(Stored entries)
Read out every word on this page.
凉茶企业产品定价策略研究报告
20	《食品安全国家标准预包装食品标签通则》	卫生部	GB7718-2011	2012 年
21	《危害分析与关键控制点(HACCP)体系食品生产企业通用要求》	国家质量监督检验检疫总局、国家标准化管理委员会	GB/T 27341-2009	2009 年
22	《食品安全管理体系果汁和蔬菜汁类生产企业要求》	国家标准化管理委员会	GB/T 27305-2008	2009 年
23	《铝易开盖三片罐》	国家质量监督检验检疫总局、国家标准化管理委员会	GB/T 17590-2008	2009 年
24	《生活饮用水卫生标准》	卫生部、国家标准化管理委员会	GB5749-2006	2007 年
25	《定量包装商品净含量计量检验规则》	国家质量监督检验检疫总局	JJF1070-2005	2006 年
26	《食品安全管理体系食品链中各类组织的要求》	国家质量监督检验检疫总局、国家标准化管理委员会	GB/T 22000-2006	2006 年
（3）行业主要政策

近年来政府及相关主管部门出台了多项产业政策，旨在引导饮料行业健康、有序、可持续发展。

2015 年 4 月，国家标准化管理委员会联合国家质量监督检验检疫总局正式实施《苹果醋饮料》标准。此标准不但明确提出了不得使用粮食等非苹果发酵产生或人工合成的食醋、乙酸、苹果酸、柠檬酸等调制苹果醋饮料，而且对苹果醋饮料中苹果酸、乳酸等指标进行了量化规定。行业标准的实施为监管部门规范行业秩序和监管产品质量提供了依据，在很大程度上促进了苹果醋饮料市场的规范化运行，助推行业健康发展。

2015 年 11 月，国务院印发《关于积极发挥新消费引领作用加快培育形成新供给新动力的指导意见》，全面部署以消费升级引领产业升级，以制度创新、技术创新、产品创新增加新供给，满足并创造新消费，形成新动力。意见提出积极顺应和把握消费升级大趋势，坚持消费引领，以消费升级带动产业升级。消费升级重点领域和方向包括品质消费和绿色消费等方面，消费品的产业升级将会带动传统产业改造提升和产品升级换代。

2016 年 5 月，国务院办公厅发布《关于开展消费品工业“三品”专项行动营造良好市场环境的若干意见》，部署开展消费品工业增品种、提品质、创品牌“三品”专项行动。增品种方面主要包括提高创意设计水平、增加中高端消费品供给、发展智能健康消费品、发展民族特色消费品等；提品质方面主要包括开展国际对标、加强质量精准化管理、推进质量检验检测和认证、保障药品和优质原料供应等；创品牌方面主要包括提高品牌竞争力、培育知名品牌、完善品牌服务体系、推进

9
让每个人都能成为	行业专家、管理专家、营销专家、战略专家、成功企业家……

* [DIRECTION]: Please output every record, keeping each line exact.

* [FULL ANSWER]:
Read out every word on this page.
凉茶企业产品定价策略研究报告
20	《食品安全国家标准预包装食品标签通则》	卫生部	GB7718-2011	2012 年
21	《危害分析与关键控制点(HACCP)体系食品生产企业通用要求》	国家质量监督检验检疫总局、国家标准化管理委员会	GB/T 27341-2009	2009 年
22	《食品安全管理体系果汁和蔬菜汁类生产企业要求》	国家标准化管理委员会	GB/T 27305-2008	2009 年
23	《铝易开盖三片罐》	国家质量监督检验检疫总局、国家标准化管理委员会	GB/T 17590-2008	2009 年
24	《生活饮用水卫生标准》	卫生部、国家标准化管理委员会	GB5749-2006	2007 年
25	《定量包装商品净含量计量检验规则》	国家质量监督检验检疫总局	JJF1070-2005	2006 年
26	《食品安全管理体系食品链中各类组织的要求》	国家质量监督检验检疫总局、国家标准化管理委员会	GB/T 22000-2006	2006 年
（3）行业主要政策

近年来政府及相关主管部门出台了多项产业政策，旨在引导饮料行业健康、有序、可持续发展。

2015 年 4 月，国家标准化管理委员会联合国家质量监督检验检疫总局正式实施《苹果醋饮料》标准。此标准不但明确提出了不得使用粮食等非苹果发酵产生或人工合成的食醋、乙酸、苹果酸、柠檬酸等调制苹果醋饮料，而且对苹果醋饮料中苹果酸、乳酸等指标进行了量化规定。行业标准的实施为监管部门规范行业秩序和监管产品质量提供了依据，在很大程度上促进了苹果醋饮料市场的规范化运行，助推行业健康发展。

2015 年 11 月，国务院印发《关于积极发挥新消费引领作用加快培育形成新供给新动力的指导意见》，全面部署以消费升级引领产业升级，以制度创新、技术创新、产品创新增加新供给，满足并创造新消费，形成新动力。意见提出积极顺应和把握消费升级大趋势，坚持消费引领，以消费升级带动产业升级。消费升级重点领域和方向包括品质消费和绿色消费等方面，消费品的产业升级将会带动传统产业改造提升和产品升级换代。

2016 年 5 月，国务院办公厅发布《关于开展消费品工业“三品”专项行动营造良好市场环境的若干意见》，部署开展消费品工业增品种、提品质、创品牌“三品”专项行动。增品种方面主要包括提高创意设计水平、增加中高端消费品供给、发展智能健康消费品、发展民族特色消费品等；提品质方面主要包括开展国际对标、加强质量精准化管理、推进质量检验检测和认证、保障药品和优质原料供应等；创品牌方面主要包括提高品牌竞争力、培育知名品牌、完善品牌服务体系、推进

9
让每个人都能成为	行业专家、管理专家、营销专家、战略专家、成功企业家……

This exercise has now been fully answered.